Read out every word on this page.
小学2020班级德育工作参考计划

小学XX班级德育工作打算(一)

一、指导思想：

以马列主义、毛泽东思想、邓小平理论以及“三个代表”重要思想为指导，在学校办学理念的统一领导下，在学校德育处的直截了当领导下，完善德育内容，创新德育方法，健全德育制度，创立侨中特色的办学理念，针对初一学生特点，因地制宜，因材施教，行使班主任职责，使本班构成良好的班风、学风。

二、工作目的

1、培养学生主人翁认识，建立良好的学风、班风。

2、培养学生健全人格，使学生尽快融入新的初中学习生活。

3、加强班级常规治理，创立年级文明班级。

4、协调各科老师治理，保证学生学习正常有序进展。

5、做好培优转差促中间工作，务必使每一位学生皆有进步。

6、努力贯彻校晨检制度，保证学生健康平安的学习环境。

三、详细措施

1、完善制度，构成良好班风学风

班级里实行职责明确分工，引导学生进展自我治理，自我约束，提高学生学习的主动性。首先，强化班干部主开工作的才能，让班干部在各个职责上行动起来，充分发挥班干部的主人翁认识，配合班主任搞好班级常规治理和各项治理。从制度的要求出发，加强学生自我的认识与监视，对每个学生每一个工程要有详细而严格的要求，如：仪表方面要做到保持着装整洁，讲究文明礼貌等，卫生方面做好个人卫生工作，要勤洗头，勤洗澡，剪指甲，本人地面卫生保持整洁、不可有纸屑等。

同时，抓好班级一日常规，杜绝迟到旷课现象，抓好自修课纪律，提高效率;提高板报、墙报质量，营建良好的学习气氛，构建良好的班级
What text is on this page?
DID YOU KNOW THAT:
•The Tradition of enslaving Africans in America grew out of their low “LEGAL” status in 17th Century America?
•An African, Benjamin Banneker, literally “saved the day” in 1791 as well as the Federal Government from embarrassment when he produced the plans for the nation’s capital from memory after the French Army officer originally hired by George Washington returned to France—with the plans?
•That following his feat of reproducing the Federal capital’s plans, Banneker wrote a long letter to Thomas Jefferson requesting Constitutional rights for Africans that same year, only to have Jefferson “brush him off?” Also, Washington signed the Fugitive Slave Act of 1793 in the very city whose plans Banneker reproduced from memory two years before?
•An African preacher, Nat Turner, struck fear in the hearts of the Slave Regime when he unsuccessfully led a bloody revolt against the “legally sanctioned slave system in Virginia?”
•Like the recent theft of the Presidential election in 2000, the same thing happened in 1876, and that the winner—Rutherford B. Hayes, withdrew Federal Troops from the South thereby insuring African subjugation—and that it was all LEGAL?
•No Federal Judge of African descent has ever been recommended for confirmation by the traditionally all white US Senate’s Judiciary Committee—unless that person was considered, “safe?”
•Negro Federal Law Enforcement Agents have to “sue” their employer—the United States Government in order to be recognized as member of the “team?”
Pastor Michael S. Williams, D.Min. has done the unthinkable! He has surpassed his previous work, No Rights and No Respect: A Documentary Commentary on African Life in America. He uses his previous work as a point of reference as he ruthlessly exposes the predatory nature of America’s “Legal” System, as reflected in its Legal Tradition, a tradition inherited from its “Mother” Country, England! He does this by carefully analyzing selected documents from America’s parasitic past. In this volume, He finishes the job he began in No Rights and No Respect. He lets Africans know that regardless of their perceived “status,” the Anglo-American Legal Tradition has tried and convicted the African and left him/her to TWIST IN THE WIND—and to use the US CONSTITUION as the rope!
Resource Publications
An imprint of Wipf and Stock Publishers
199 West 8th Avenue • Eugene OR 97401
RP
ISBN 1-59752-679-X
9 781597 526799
-*-
* _INSTRUCTIONS FOR THE TASK_: Copy out every line of the material above that mentions the word "Banneker".

* _EXERCISE RESULT_:
•An African, Benjamin Banneker, literally “saved the day” in 1791 as well as the Federal Government from embarrassment when he produced the plans for the nation’s capital from memory after the French Army officer originally hired by George Washington returned to France—with the plans?
•That following his feat of reproducing the Federal capital’s plans, Banneker wrote a long letter to Thomas Jefferson requesting Constitutional rights for Africans that same year, only to have Jefferson “brush him off?” Also, Washington signed the Fugitive Slave Act of 1793 in the very city whose plans Banneker reproduced from memory two years before?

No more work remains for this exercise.